*Requirements*.
Please set down all the lines beneath this one exactly, without the pictures.

*Data rows*.
Begin
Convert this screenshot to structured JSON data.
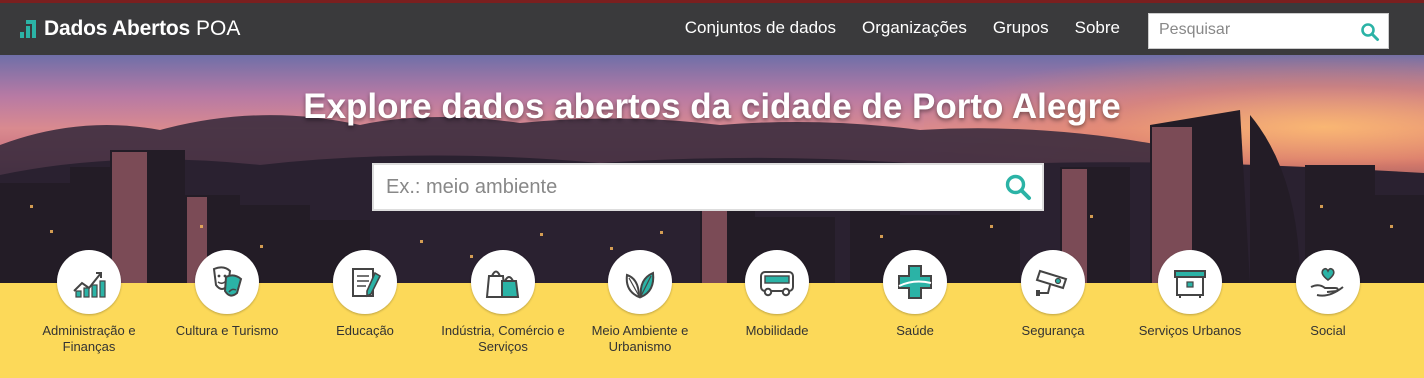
{
  "brand": {
    "bold": "Dados Abertos",
    "light": "POA"
  },
  "nav": {
    "links": [
      "Conjuntos de dados",
      "Organizações",
      "Grupos",
      "Sobre"
    ],
    "search_placeholder": "Pesquisar"
  },
  "hero": {
    "title": "Explore dados abertos da cidade de Porto Alegre",
    "search_placeholder": "Ex.: meio ambiente"
  },
  "categories": [
    {
      "label": "Administração e Finanças",
      "icon": "finance-chart-icon"
    },
    {
      "label": "Cultura e Turismo",
      "icon": "theater-masks-icon"
    },
    {
      "label": "Educação",
      "icon": "notebook-pencil-icon"
    },
    {
      "label": "Indústria, Comércio e Serviços",
      "icon": "shopping-bags-icon"
    },
    {
      "label": "Meio Ambiente e Urbanismo",
      "icon": "leaves-icon"
    },
    {
      "label": "Mobilidade",
      "icon": "bus-icon"
    },
    {
      "label": "Saúde",
      "icon": "health-cross-icon"
    },
    {
      "label": "Segurança",
      "icon": "security-camera-icon"
    },
    {
      "label": "Serviços Urbanos",
      "icon": "dumpster-icon"
    },
    {
      "label": "Social",
      "icon": "hand-heart-icon"
    }
  ],
  "colors": {
    "accent": "#2bb3a6",
    "navbar": "#3a3a3c",
    "band": "#fcd959",
    "icon_stroke": "#444444"
  }
}
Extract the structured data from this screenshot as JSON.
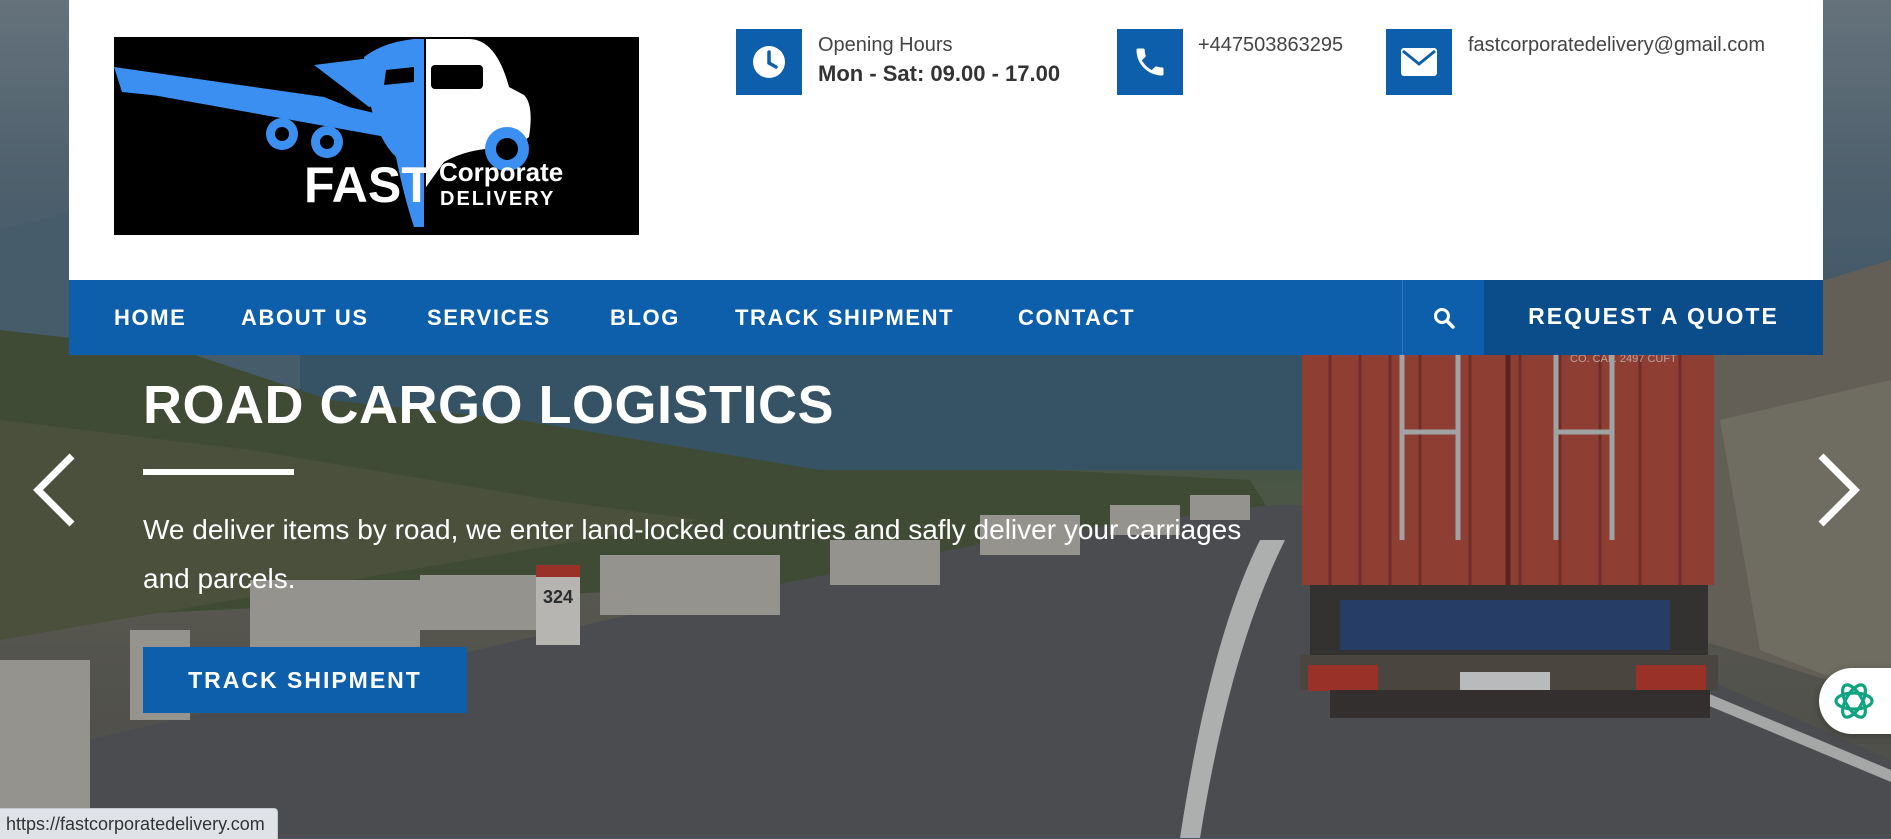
End
*Final answer*.
Convert this screenshot to structured JSON data.
{
  "brand": {
    "bold": "Dados Abertos",
    "light": "POA"
  },
  "nav": {
    "links": [
      "Conjuntos de dados",
      "Organizações",
      "Grupos",
      "Sobre"
    ],
    "search_placeholder": "Pesquisar"
  },
  "hero": {
    "title": "Explore dados abertos da cidade de Porto Alegre",
    "search_placeholder": "Ex.: meio ambiente"
  },
  "categories": [
    {
      "label": "Administração e Finanças",
      "icon": "finance-chart-icon"
    },
    {
      "label": "Cultura e Turismo",
      "icon": "theater-masks-icon"
    },
    {
      "label": "Educação",
      "icon": "notebook-pencil-icon"
    },
    {
      "label": "Indústria, Comércio e Serviços",
      "icon": "shopping-bags-icon"
    },
    {
      "label": "Meio Ambiente e Urbanismo",
      "icon": "leaves-icon"
    },
    {
      "label": "Mobilidade",
      "icon": "bus-icon"
    },
    {
      "label": "Saúde",
      "icon": "health-cross-icon"
    },
    {
      "label": "Segurança",
      "icon": "security-camera-icon"
    },
    {
      "label": "Serviços Urbanos",
      "icon": "dumpster-icon"
    },
    {
      "label": "Social",
      "icon": "hand-heart-icon"
    }
  ],
  "colors": {
    "accent": "#2bb3a6",
    "navbar": "#3a3a3c",
    "band": "#fcd959",
    "icon_stroke": "#444444"
  }
}
Extract the structured data from this screenshot as JSON.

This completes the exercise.